• [Exercise requirements]
Report each line of the data that has "title" somewhere in it.

• [Extracted entries]
........
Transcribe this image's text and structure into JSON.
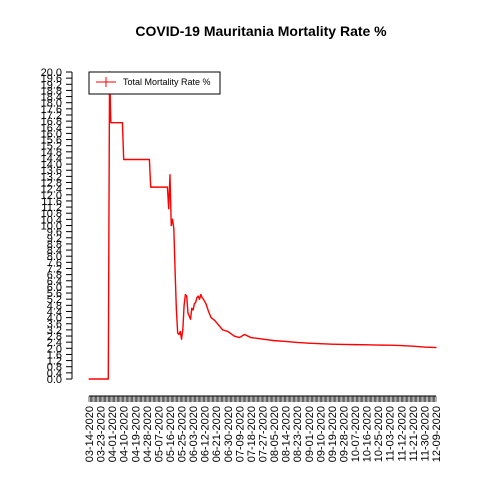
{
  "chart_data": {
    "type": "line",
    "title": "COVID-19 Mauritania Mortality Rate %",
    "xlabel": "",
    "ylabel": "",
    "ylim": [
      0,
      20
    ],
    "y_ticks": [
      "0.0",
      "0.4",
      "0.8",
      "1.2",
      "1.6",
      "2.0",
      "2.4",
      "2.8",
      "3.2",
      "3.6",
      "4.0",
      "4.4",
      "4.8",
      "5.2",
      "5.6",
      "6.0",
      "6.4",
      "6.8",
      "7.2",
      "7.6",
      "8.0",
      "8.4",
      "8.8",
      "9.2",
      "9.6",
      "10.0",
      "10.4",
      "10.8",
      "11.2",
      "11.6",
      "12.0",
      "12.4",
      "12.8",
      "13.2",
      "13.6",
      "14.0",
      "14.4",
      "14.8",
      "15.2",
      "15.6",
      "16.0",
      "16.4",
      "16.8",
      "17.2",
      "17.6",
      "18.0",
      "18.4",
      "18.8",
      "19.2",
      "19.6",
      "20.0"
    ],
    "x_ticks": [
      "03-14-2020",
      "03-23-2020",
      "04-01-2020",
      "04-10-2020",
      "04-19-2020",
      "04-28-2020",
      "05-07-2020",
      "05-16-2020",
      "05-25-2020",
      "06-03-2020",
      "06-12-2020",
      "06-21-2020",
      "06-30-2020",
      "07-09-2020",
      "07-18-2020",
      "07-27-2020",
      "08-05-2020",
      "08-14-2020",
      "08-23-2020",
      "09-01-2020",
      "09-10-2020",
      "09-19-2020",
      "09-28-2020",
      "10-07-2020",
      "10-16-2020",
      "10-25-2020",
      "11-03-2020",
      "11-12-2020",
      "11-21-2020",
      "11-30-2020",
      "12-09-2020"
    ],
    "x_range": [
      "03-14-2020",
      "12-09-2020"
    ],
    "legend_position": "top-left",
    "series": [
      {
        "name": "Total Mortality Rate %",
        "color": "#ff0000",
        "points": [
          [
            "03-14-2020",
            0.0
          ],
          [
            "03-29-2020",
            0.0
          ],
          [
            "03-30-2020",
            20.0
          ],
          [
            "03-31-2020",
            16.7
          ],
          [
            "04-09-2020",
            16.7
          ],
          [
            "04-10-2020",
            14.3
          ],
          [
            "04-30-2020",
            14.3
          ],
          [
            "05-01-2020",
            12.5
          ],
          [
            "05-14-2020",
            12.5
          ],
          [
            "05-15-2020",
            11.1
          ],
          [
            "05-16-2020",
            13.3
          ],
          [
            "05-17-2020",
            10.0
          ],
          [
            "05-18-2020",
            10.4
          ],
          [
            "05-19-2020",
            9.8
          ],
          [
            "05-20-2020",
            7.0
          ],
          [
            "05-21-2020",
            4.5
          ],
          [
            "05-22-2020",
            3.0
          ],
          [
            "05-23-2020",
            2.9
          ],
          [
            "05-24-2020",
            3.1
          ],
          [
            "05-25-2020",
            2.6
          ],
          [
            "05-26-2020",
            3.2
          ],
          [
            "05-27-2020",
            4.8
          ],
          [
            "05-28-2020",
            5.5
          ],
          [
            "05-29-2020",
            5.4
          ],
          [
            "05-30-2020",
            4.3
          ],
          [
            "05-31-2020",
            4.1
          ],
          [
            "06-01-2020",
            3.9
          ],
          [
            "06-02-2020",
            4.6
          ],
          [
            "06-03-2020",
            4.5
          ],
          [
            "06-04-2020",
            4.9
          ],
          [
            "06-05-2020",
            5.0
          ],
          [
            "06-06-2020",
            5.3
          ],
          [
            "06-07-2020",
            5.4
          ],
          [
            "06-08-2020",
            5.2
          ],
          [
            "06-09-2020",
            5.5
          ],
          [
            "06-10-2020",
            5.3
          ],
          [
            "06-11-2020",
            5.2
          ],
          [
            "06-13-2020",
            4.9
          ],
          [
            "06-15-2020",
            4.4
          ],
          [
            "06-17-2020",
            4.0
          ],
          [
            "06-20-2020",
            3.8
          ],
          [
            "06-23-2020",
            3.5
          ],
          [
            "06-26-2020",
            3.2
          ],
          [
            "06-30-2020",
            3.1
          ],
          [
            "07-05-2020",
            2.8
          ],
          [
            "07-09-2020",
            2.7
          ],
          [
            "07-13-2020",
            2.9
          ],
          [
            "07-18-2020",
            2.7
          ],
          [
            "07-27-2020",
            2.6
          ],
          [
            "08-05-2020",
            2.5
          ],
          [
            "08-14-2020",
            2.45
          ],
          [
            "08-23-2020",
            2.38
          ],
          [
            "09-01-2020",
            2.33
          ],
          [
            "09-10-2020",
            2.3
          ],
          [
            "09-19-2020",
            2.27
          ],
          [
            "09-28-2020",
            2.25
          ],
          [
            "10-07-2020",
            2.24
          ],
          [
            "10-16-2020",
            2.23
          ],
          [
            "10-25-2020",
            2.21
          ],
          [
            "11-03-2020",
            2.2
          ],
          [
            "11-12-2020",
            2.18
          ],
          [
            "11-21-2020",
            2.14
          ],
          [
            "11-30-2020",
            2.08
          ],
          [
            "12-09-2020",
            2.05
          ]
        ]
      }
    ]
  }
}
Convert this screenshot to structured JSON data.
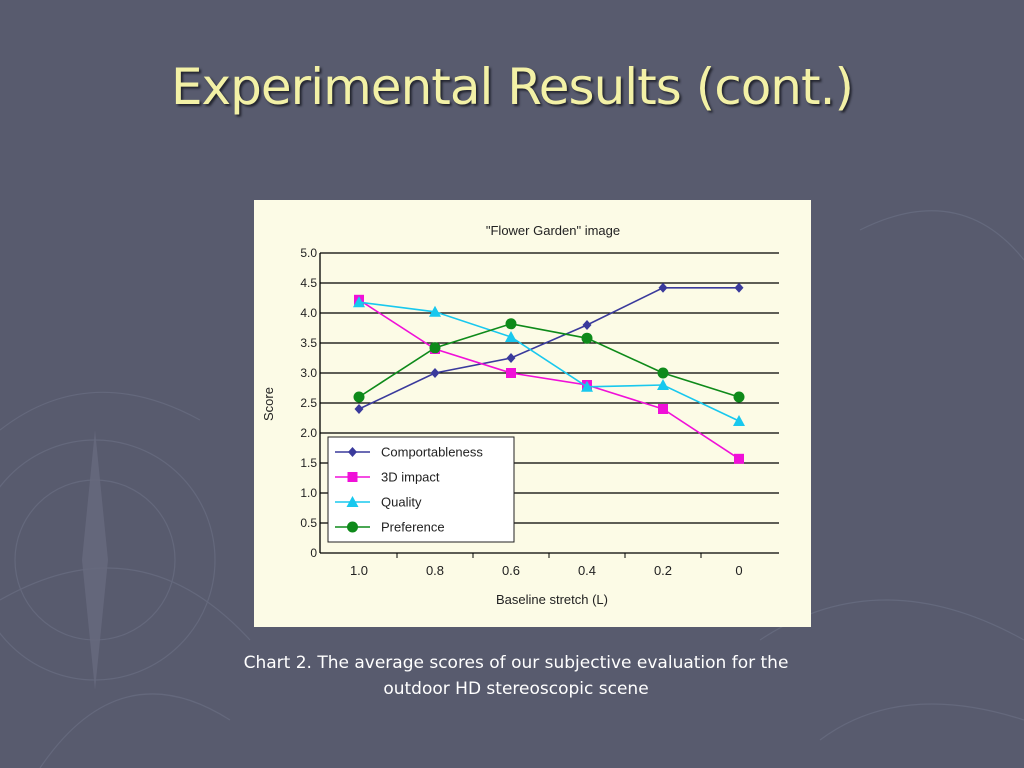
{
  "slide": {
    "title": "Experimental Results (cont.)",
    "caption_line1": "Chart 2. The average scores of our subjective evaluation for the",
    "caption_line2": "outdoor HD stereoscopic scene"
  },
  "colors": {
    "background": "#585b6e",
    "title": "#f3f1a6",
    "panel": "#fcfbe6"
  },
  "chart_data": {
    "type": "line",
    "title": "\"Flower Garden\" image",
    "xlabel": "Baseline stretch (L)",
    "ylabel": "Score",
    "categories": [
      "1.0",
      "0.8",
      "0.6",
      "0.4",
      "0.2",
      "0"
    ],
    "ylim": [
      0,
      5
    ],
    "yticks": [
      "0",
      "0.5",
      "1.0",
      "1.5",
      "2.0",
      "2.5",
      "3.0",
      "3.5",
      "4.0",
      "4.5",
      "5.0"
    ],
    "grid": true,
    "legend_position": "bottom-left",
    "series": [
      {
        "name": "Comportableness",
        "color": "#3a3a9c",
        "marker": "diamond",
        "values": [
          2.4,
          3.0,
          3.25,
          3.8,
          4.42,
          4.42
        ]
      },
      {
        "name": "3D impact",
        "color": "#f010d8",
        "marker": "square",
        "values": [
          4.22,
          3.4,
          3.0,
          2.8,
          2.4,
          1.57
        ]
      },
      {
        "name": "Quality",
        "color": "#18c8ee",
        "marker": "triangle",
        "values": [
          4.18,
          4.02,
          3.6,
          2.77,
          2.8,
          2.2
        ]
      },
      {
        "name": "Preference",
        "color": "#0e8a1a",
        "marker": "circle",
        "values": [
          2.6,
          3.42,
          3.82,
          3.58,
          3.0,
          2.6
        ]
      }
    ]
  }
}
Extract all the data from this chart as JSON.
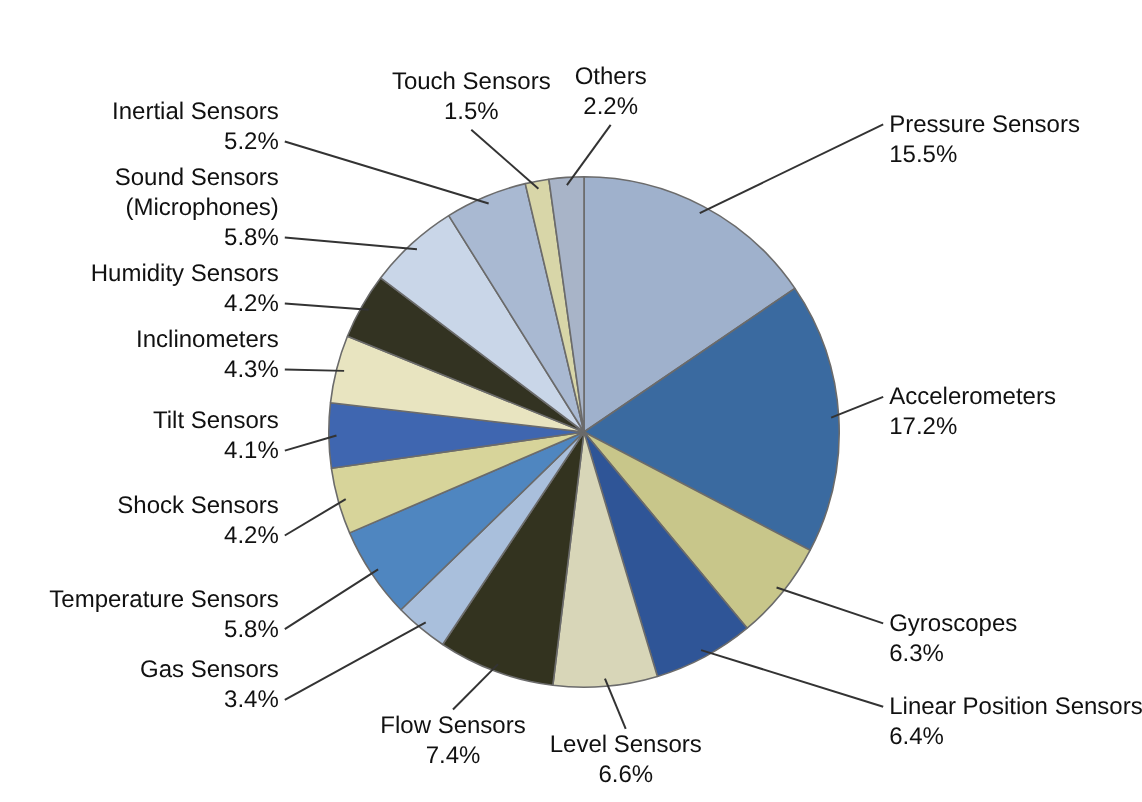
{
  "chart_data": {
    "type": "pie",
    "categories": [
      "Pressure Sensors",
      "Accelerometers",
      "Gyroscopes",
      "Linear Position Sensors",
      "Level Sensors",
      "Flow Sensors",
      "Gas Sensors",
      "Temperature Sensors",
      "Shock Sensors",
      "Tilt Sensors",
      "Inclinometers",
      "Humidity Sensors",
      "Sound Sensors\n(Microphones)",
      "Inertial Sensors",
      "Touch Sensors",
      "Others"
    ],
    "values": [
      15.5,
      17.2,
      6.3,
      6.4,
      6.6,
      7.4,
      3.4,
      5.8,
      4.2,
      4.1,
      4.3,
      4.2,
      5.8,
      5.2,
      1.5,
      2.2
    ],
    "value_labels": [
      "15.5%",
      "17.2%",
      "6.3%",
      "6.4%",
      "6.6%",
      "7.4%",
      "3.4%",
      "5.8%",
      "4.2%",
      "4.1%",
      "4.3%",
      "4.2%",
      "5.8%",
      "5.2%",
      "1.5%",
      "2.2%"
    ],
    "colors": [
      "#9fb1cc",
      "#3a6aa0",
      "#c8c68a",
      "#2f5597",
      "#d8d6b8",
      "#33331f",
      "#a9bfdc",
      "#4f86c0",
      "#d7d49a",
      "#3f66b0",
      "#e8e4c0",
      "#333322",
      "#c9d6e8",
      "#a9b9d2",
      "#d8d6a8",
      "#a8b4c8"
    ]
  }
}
........
• [Output]
    "title": "COVID-19 Mauritania Mortality Rate %",
    "title": "Experimental Results (cont.)",
    "title": "#f3f1a6",
    "title": "\"Flower Garden\" image",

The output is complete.